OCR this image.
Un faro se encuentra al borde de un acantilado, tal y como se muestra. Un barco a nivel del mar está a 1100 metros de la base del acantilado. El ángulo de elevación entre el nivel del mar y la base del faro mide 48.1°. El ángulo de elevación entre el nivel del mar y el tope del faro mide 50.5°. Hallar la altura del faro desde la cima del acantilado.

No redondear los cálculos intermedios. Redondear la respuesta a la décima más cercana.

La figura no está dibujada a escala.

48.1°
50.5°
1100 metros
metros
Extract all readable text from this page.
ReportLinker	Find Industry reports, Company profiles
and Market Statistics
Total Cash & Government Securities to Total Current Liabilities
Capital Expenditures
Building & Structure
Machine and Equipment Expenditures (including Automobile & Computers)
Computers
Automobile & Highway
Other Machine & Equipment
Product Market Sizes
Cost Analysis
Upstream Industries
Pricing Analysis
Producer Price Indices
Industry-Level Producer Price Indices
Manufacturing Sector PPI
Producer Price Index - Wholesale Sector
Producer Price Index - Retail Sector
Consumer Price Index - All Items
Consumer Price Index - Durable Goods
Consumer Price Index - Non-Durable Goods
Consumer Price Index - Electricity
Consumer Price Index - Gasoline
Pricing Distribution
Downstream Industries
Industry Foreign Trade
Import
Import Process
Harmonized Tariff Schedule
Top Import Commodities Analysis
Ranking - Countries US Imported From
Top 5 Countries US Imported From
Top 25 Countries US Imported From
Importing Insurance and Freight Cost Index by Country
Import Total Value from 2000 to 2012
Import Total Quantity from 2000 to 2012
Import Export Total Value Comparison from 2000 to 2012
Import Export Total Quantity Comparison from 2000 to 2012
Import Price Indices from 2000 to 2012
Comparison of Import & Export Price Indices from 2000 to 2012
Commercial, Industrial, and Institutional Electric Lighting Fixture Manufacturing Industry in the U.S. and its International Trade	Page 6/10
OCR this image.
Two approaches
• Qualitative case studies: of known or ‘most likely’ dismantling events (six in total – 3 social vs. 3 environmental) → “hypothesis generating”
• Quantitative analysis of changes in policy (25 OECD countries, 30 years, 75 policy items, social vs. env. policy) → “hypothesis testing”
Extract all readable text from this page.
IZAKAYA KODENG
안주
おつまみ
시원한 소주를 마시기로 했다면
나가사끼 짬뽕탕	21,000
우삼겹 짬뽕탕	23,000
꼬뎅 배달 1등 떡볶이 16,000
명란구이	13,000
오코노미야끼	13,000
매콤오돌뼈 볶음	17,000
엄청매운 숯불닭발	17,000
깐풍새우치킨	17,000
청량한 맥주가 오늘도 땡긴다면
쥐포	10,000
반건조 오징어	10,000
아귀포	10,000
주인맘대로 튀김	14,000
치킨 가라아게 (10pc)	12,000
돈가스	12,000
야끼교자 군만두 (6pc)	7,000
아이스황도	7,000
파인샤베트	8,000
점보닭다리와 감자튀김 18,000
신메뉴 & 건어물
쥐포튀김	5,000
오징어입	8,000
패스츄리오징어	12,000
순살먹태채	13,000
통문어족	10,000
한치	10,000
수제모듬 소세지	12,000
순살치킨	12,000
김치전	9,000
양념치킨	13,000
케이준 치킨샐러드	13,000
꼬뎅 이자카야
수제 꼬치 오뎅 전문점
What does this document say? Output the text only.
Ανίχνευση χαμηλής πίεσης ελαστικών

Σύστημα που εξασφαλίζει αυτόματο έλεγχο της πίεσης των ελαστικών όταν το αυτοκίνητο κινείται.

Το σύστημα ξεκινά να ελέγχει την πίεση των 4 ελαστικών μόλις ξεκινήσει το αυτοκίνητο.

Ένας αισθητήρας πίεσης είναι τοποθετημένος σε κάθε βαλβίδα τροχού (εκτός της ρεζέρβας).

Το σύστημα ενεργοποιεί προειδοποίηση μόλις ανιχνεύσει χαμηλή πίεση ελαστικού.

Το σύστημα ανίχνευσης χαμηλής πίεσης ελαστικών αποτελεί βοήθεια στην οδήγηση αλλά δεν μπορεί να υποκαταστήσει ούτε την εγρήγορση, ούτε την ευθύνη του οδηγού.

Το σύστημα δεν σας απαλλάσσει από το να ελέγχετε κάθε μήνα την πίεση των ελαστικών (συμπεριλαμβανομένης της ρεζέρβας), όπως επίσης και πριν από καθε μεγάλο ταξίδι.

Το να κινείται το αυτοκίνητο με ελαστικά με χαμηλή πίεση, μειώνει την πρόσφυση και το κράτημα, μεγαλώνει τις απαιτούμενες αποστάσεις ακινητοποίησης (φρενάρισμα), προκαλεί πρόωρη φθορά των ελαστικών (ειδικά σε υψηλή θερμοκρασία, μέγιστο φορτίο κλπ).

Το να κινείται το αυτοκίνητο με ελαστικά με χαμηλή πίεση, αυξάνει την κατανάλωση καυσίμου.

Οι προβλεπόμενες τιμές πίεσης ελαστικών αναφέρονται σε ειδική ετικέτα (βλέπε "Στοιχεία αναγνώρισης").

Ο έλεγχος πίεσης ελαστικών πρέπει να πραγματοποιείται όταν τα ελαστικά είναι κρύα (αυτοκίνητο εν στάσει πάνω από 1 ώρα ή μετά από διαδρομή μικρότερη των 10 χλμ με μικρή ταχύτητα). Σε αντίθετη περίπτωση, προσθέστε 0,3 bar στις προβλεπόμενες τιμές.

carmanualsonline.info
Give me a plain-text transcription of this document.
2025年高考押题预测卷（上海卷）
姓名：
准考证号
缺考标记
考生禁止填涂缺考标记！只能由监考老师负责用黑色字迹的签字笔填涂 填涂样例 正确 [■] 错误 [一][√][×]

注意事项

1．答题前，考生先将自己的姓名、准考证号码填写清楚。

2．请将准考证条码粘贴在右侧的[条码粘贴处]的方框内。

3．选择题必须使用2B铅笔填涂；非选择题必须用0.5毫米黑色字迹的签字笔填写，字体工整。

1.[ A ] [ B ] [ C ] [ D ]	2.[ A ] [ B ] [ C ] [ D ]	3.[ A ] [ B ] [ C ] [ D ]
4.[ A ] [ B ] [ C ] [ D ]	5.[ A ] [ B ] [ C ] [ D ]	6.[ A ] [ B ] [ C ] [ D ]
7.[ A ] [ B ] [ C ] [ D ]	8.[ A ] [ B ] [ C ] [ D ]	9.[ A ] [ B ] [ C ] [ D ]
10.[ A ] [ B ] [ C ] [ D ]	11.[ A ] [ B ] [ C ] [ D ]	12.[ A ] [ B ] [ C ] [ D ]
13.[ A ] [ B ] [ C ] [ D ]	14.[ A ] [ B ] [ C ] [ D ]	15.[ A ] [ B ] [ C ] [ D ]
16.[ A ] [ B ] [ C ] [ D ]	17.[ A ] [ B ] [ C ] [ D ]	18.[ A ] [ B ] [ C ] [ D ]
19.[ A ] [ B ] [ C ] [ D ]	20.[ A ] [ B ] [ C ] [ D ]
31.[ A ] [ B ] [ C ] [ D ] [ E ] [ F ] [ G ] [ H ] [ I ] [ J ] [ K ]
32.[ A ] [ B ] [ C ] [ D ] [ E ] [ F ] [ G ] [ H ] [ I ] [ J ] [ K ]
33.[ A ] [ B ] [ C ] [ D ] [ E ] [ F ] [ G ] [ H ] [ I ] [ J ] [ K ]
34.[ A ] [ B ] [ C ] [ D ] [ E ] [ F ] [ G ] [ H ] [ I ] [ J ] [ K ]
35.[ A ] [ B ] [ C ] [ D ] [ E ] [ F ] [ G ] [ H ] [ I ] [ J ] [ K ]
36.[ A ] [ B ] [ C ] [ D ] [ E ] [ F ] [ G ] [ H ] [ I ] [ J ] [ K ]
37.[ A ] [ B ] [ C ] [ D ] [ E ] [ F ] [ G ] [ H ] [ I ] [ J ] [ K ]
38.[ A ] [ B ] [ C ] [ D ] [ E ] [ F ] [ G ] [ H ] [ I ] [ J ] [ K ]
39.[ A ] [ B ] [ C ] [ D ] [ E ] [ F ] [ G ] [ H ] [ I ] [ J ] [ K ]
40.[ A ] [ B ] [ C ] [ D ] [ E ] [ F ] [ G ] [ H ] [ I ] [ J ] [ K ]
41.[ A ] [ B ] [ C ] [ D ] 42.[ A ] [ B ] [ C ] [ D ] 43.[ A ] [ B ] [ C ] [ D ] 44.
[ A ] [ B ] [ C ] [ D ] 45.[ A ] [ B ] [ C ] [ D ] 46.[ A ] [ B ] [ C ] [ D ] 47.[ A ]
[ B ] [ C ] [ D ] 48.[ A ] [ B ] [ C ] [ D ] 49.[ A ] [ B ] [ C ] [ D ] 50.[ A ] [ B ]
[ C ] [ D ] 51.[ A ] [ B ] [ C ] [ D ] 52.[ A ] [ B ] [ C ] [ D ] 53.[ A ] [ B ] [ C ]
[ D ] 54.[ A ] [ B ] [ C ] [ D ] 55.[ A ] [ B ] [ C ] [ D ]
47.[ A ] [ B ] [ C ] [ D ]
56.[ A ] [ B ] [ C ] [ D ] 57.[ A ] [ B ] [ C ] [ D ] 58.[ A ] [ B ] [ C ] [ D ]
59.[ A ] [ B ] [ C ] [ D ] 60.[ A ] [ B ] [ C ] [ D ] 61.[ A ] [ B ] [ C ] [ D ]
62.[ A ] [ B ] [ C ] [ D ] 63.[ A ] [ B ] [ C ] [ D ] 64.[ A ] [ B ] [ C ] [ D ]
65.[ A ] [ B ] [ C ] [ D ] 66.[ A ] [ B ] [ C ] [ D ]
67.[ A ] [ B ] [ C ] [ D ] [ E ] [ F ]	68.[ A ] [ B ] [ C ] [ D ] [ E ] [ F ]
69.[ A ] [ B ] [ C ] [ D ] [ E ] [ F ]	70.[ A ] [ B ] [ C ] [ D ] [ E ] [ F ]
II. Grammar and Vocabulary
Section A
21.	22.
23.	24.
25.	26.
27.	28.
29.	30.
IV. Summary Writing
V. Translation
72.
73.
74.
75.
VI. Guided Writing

▸ DIRECTION:
Answer with one number: how many lines of the entries above include the word "Producer".

▸ RESPONSE FOR THIS EXERCISE:
4